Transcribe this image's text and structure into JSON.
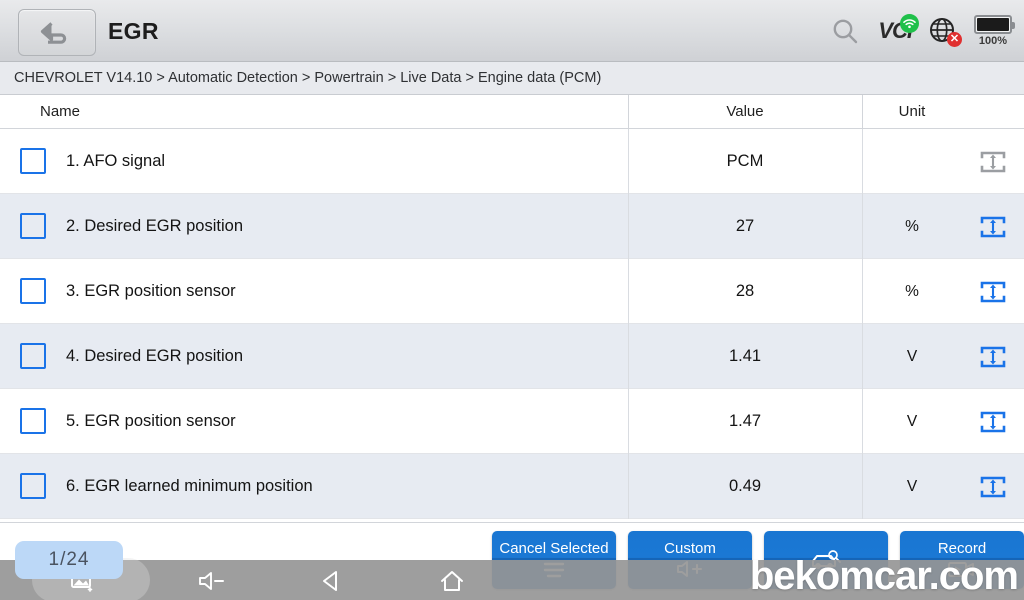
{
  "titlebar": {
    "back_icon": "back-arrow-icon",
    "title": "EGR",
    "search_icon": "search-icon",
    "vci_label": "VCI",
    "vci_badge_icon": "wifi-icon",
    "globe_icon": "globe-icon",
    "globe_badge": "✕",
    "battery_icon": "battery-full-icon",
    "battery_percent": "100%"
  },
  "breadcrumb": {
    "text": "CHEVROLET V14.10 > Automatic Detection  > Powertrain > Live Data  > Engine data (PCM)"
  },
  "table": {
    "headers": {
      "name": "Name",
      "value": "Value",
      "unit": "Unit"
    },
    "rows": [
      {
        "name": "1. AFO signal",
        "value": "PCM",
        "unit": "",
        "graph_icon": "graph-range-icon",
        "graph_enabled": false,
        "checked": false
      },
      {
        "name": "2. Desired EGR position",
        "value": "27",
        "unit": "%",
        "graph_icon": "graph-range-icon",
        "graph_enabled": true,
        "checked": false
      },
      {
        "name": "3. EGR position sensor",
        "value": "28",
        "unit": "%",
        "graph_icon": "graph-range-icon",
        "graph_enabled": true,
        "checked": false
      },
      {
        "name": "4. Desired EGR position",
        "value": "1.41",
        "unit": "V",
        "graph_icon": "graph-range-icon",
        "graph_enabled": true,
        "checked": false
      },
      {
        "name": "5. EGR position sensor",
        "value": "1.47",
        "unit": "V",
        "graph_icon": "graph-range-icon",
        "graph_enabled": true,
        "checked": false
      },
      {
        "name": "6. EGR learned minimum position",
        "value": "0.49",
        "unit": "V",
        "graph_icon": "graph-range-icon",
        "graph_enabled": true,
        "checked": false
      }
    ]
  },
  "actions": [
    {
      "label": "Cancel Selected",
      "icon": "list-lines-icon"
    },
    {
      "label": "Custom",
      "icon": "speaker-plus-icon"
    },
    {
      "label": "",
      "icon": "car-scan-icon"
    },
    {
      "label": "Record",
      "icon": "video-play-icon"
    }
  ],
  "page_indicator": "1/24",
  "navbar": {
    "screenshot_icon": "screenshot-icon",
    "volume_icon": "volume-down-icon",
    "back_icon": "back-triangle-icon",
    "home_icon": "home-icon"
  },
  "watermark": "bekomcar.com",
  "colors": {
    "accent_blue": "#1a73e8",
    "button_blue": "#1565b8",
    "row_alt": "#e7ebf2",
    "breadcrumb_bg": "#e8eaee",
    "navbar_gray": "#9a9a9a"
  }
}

What you should do
Return all lines of the material above in which the word "position" occurs.

Answer to this task
        "name": "2. Desired EGR position",
        "name": "3. EGR position sensor",
        "name": "4. Desired EGR position",
        "name": "5. EGR position sensor",
        "name": "6. EGR learned minimum position",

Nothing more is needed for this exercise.